■ **Problem to solve**:
Below are some records; repeat them all exactly, minus the pictures.

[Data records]
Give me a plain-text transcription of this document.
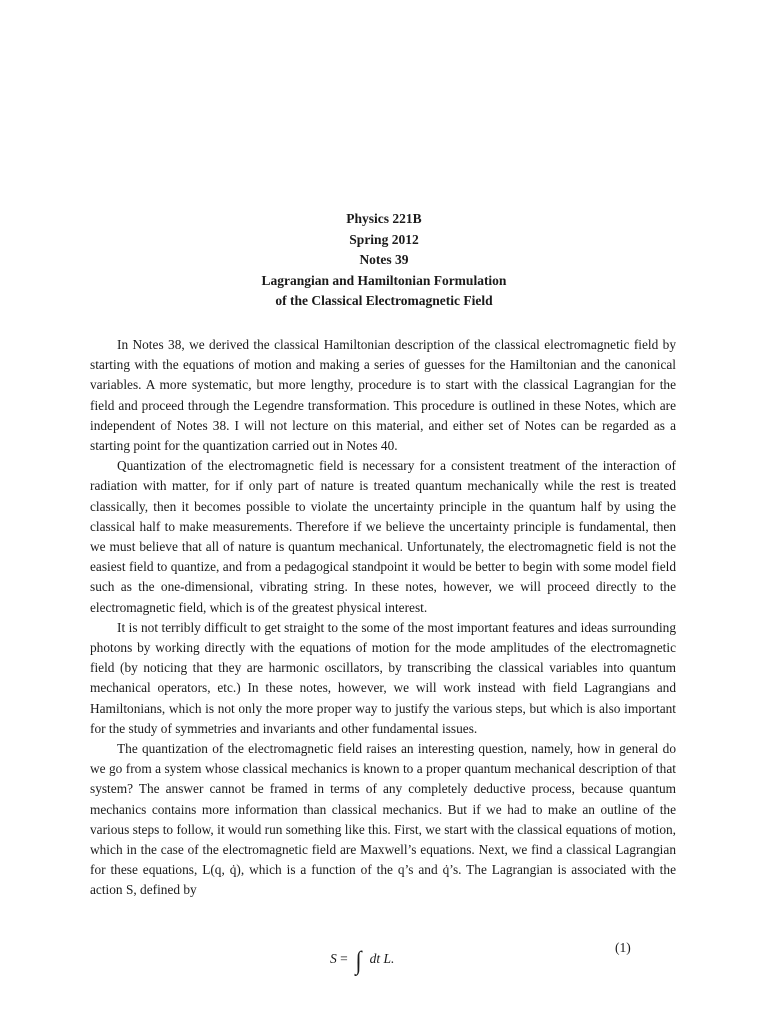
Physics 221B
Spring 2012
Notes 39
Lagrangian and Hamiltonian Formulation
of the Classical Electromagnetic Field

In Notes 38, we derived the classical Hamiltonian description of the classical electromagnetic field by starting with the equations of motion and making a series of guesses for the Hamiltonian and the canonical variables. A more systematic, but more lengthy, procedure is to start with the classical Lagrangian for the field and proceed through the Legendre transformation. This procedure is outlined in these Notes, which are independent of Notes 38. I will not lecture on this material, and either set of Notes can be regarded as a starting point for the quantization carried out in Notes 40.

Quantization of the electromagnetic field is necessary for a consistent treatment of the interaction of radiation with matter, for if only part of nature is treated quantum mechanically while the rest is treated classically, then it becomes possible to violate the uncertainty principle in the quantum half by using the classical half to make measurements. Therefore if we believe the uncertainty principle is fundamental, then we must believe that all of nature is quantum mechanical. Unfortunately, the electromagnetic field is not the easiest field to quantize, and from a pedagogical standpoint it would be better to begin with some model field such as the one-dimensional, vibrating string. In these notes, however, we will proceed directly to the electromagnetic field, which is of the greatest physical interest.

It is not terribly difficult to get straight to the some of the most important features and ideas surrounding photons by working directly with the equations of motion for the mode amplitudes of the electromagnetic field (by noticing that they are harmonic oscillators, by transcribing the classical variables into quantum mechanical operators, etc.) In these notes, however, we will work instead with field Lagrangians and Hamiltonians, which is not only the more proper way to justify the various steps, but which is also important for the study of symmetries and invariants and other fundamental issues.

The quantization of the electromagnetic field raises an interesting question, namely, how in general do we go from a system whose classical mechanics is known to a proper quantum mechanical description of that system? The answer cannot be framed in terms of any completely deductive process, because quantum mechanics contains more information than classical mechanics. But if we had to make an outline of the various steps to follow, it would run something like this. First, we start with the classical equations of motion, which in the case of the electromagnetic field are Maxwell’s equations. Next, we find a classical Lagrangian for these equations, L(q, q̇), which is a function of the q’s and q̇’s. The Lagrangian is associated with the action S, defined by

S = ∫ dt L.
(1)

■ **The completed task**:
Give me a plain-text transcription of this document.
Physics 221B
Spring 2012
Notes 39
Lagrangian and Hamiltonian Formulation
of the Classical Electromagnetic Field

In Notes 38, we derived the classical Hamiltonian description of the classical electromagnetic field by starting with the equations of motion and making a series of guesses for the Hamiltonian and the canonical variables. A more systematic, but more lengthy, procedure is to start with the classical Lagrangian for the field and proceed through the Legendre transformation. This procedure is outlined in these Notes, which are independent of Notes 38. I will not lecture on this material, and either set of Notes can be regarded as a starting point for the quantization carried out in Notes 40.

Quantization of the electromagnetic field is necessary for a consistent treatment of the interaction of radiation with matter, for if only part of nature is treated quantum mechanically while the rest is treated classically, then it becomes possible to violate the uncertainty principle in the quantum half by using the classical half to make measurements. Therefore if we believe the uncertainty principle is fundamental, then we must believe that all of nature is quantum mechanical. Unfortunately, the electromagnetic field is not the easiest field to quantize, and from a pedagogical standpoint it would be better to begin with some model field such as the one-dimensional, vibrating string. In these notes, however, we will proceed directly to the electromagnetic field, which is of the greatest physical interest.

It is not terribly difficult to get straight to the some of the most important features and ideas surrounding photons by working directly with the equations of motion for the mode amplitudes of the electromagnetic field (by noticing that they are harmonic oscillators, by transcribing the classical variables into quantum mechanical operators, etc.) In these notes, however, we will work instead with field Lagrangians and Hamiltonians, which is not only the more proper way to justify the various steps, but which is also important for the study of symmetries and invariants and other fundamental issues.

The quantization of the electromagnetic field raises an interesting question, namely, how in general do we go from a system whose classical mechanics is known to a proper quantum mechanical description of that system? The answer cannot be framed in terms of any completely deductive process, because quantum mechanics contains more information than classical mechanics. But if we had to make an outline of the various steps to follow, it would run something like this. First, we start with the classical equations of motion, which in the case of the electromagnetic field are Maxwell’s equations. Next, we find a classical Lagrangian for these equations, L(q, q̇), which is a function of the q’s and q̇’s. The Lagrangian is associated with the action S, defined by

S = ∫ dt L.
(1)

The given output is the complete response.